● **BRIEF**:
Extract every line below, verbatim.

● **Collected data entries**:
<<<<
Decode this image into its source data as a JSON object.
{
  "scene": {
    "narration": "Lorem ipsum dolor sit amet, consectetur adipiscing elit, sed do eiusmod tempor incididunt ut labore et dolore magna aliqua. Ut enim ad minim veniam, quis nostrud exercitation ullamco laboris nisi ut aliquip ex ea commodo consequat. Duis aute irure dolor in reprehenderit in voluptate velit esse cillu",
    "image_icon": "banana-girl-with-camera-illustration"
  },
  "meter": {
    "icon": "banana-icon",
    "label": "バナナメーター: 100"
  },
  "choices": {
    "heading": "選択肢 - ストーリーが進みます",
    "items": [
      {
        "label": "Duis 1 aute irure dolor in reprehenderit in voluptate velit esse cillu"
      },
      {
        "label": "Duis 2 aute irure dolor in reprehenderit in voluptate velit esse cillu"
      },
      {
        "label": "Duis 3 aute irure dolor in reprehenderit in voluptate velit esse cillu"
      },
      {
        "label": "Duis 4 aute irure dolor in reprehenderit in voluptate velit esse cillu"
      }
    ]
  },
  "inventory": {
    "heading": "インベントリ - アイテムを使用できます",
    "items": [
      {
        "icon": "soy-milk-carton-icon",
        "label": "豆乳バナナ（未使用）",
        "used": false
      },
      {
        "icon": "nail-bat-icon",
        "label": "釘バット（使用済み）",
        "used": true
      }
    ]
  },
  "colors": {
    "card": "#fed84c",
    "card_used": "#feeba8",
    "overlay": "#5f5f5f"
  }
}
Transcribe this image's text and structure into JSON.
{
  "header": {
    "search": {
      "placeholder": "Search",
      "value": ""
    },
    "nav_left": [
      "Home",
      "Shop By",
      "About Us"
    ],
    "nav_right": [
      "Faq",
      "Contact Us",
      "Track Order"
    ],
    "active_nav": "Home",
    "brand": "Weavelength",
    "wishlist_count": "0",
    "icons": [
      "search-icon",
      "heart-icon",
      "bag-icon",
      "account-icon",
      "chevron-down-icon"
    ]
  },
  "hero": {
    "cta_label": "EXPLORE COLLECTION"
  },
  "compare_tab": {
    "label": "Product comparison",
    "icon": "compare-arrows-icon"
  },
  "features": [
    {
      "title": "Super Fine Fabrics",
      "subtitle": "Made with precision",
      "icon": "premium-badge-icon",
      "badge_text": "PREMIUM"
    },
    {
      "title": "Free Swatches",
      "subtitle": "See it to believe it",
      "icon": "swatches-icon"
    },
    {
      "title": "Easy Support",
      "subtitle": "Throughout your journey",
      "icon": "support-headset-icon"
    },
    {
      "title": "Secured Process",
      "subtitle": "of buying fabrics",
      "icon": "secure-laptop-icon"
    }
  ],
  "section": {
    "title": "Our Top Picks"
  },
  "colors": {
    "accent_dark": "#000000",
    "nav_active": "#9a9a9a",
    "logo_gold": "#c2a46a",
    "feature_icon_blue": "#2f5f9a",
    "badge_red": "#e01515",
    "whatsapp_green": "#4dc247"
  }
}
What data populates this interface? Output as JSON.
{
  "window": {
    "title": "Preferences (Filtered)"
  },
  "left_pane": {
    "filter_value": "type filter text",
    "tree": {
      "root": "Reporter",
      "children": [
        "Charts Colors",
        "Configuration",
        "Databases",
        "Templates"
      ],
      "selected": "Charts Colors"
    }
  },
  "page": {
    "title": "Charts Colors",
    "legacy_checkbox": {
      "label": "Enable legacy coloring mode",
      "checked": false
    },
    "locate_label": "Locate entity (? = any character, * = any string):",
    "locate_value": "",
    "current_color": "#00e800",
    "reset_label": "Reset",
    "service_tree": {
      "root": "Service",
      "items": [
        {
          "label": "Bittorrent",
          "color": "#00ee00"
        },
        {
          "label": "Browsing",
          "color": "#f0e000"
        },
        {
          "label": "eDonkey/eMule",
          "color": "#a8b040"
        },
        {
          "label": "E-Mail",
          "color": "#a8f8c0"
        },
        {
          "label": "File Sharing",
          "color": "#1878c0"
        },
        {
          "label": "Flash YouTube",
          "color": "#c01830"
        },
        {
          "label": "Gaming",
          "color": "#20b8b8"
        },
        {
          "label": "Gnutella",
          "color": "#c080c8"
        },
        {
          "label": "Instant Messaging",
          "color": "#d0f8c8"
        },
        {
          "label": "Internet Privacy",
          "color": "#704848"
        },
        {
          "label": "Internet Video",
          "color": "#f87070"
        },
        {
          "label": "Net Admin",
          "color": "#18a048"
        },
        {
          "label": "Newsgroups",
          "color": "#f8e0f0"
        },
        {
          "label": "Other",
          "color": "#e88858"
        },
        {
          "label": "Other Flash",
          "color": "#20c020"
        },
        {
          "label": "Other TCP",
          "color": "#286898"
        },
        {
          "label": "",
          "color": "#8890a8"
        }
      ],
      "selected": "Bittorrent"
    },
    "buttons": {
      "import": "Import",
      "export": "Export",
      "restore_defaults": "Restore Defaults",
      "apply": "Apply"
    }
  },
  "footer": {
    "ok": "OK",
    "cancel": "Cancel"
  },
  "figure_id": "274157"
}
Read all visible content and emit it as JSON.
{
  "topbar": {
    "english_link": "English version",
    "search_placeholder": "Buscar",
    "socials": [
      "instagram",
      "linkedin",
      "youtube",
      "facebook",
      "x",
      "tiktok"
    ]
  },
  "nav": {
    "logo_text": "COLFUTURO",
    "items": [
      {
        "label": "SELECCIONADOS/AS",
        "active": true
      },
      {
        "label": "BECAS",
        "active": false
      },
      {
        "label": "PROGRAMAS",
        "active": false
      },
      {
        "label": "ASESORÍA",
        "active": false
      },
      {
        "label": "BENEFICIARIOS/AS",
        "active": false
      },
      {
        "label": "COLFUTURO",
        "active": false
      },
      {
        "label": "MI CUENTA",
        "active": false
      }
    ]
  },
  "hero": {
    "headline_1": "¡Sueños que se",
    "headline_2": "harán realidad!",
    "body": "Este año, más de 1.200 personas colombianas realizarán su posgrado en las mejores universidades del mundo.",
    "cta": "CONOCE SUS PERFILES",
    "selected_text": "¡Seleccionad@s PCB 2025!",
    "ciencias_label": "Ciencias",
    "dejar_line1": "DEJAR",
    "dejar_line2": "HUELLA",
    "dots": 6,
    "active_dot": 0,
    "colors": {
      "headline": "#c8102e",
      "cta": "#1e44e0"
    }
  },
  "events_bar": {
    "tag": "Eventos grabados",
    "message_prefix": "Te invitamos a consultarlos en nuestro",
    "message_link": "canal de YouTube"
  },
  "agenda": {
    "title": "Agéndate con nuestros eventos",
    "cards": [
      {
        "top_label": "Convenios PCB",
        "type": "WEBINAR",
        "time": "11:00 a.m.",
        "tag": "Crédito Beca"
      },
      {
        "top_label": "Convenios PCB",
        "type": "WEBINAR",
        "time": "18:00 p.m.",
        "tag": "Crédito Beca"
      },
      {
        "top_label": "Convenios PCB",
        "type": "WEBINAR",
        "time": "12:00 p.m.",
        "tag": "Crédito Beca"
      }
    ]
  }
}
>>>>
● **THE SOLUTION**:
Decode this image into its source data as a JSON object.
{
  "scene": {
    "narration": "Lorem ipsum dolor sit amet, consectetur adipiscing elit, sed do eiusmod tempor incididunt ut labore et dolore magna aliqua. Ut enim ad minim veniam, quis nostrud exercitation ullamco laboris nisi ut aliquip ex ea commodo consequat. Duis aute irure dolor in reprehenderit in voluptate velit esse cillu",
    "image_icon": "banana-girl-with-camera-illustration"
  },
  "meter": {
    "icon": "banana-icon",
    "label": "バナナメーター: 100"
  },
  "choices": {
    "heading": "選択肢 - ストーリーが進みます",
    "items": [
      {
        "label": "Duis 1 aute irure dolor in reprehenderit in voluptate velit esse cillu"
      },
      {
        "label": "Duis 2 aute irure dolor in reprehenderit in voluptate velit esse cillu"
      },
      {
        "label": "Duis 3 aute irure dolor in reprehenderit in voluptate velit esse cillu"
      },
      {
        "label": "Duis 4 aute irure dolor in reprehenderit in voluptate velit esse cillu"
      }
    ]
  },
  "inventory": {
    "heading": "インベントリ - アイテムを使用できます",
    "items": [
      {
        "icon": "soy-milk-carton-icon",
        "label": "豆乳バナナ（未使用）",
        "used": false
      },
      {
        "icon": "nail-bat-icon",
        "label": "釘バット（使用済み）",
        "used": true
      }
    ]
  },
  "colors": {
    "card": "#fed84c",
    "card_used": "#feeba8",
    "overlay": "#5f5f5f"
  }
}
Transcribe this image's text and structure into JSON.
{
  "header": {
    "search": {
      "placeholder": "Search",
      "value": ""
    },
    "nav_left": [
      "Home",
      "Shop By",
      "About Us"
    ],
    "nav_right": [
      "Faq",
      "Contact Us",
      "Track Order"
    ],
    "active_nav": "Home",
    "brand": "Weavelength",
    "wishlist_count": "0",
    "icons": [
      "search-icon",
      "heart-icon",
      "bag-icon",
      "account-icon",
      "chevron-down-icon"
    ]
  },
  "hero": {
    "cta_label": "EXPLORE COLLECTION"
  },
  "compare_tab": {
    "label": "Product comparison",
    "icon": "compare-arrows-icon"
  },
  "features": [
    {
      "title": "Super Fine Fabrics",
      "subtitle": "Made with precision",
      "icon": "premium-badge-icon",
      "badge_text": "PREMIUM"
    },
    {
      "title": "Free Swatches",
      "subtitle": "See it to believe it",
      "icon": "swatches-icon"
    },
    {
      "title": "Easy Support",
      "subtitle": "Throughout your journey",
      "icon": "support-headset-icon"
    },
    {
      "title": "Secured Process",
      "subtitle": "of buying fabrics",
      "icon": "secure-laptop-icon"
    }
  ],
  "section": {
    "title": "Our Top Picks"
  },
  "colors": {
    "accent_dark": "#000000",
    "nav_active": "#9a9a9a",
    "logo_gold": "#c2a46a",
    "feature_icon_blue": "#2f5f9a",
    "badge_red": "#e01515",
    "whatsapp_green": "#4dc247"
  }
}
What data populates this interface? Output as JSON.
{
  "window": {
    "title": "Preferences (Filtered)"
  },
  "left_pane": {
    "filter_value": "type filter text",
    "tree": {
      "root": "Reporter",
      "children": [
        "Charts Colors",
        "Configuration",
        "Databases",
        "Templates"
      ],
      "selected": "Charts Colors"
    }
  },
  "page": {
    "title": "Charts Colors",
    "legacy_checkbox": {
      "label": "Enable legacy coloring mode",
      "checked": false
    },
    "locate_label": "Locate entity (? = any character, * = any string):",
    "locate_value": "",
    "current_color": "#00e800",
    "reset_label": "Reset",
    "service_tree": {
      "root": "Service",
      "items": [
        {
          "label": "Bittorrent",
          "color": "#00ee00"
        },
        {
          "label": "Browsing",
          "color": "#f0e000"
        },
        {
          "label": "eDonkey/eMule",
          "color": "#a8b040"
        },
        {
          "label": "E-Mail",
          "color": "#a8f8c0"
        },
        {
          "label": "File Sharing",
          "color": "#1878c0"
        },
        {
          "label": "Flash YouTube",
          "color": "#c01830"
        },
        {
          "label": "Gaming",
          "color": "#20b8b8"
        },
        {
          "label": "Gnutella",
          "color": "#c080c8"
        },
        {
          "label": "Instant Messaging",
          "color": "#d0f8c8"
        },
        {
          "label": "Internet Privacy",
          "color": "#704848"
        },
        {
          "label": "Internet Video",
          "color": "#f87070"
        },
        {
          "label": "Net Admin",
          "color": "#18a048"
        },
        {
          "label": "Newsgroups",
          "color": "#f8e0f0"
        },
        {
          "label": "Other",
          "color": "#e88858"
        },
        {
          "label": "Other Flash",
          "color": "#20c020"
        },
        {
          "label": "Other TCP",
          "color": "#286898"
        },
        {
          "label": "",
          "color": "#8890a8"
        }
      ],
      "selected": "Bittorrent"
    },
    "buttons": {
      "import": "Import",
      "export": "Export",
      "restore_defaults": "Restore Defaults",
      "apply": "Apply"
    }
  },
  "footer": {
    "ok": "OK",
    "cancel": "Cancel"
  },
  "figure_id": "274157"
}
Read all visible content and emit it as JSON.
{
  "topbar": {
    "english_link": "English version",
    "search_placeholder": "Buscar",
    "socials": [
      "instagram",
      "linkedin",
      "youtube",
      "facebook",
      "x",
      "tiktok"
    ]
  },
  "nav": {
    "logo_text": "COLFUTURO",
    "items": [
      {
        "label": "SELECCIONADOS/AS",
        "active": true
      },
      {
        "label": "BECAS",
        "active": false
      },
      {
        "label": "PROGRAMAS",
        "active": false
      },
      {
        "label": "ASESORÍA",
        "active": false
      },
      {
        "label": "BENEFICIARIOS/AS",
        "active": false
      },
      {
        "label": "COLFUTURO",
        "active": false
      },
      {
        "label": "MI CUENTA",
        "active": false
      }
    ]
  },
  "hero": {
    "headline_1": "¡Sueños que se",
    "headline_2": "harán realidad!",
    "body": "Este año, más de 1.200 personas colombianas realizarán su posgrado en las mejores universidades del mundo.",
    "cta": "CONOCE SUS PERFILES",
    "selected_text": "¡Seleccionad@s PCB 2025!",
    "ciencias_label": "Ciencias",
    "dejar_line1": "DEJAR",
    "dejar_line2": "HUELLA",
    "dots": 6,
    "active_dot": 0,
    "colors": {
      "headline": "#c8102e",
      "cta": "#1e44e0"
    }
  },
  "events_bar": {
    "tag": "Eventos grabados",
    "message_prefix": "Te invitamos a consultarlos en nuestro",
    "message_link": "canal de YouTube"
  },
  "agenda": {
    "title": "Agéndate con nuestros eventos",
    "cards": [
      {
        "top_label": "Convenios PCB",
        "type": "WEBINAR",
        "time": "11:00 a.m.",
        "tag": "Crédito Beca"
      },
      {
        "top_label": "Convenios PCB",
        "type": "WEBINAR",
        "time": "18:00 p.m.",
        "tag": "Crédito Beca"
      },
      {
        "top_label": "Convenios PCB",
        "type": "WEBINAR",
        "time": "12:00 p.m.",
        "tag": "Crédito Beca"
      }
    ]
  }
}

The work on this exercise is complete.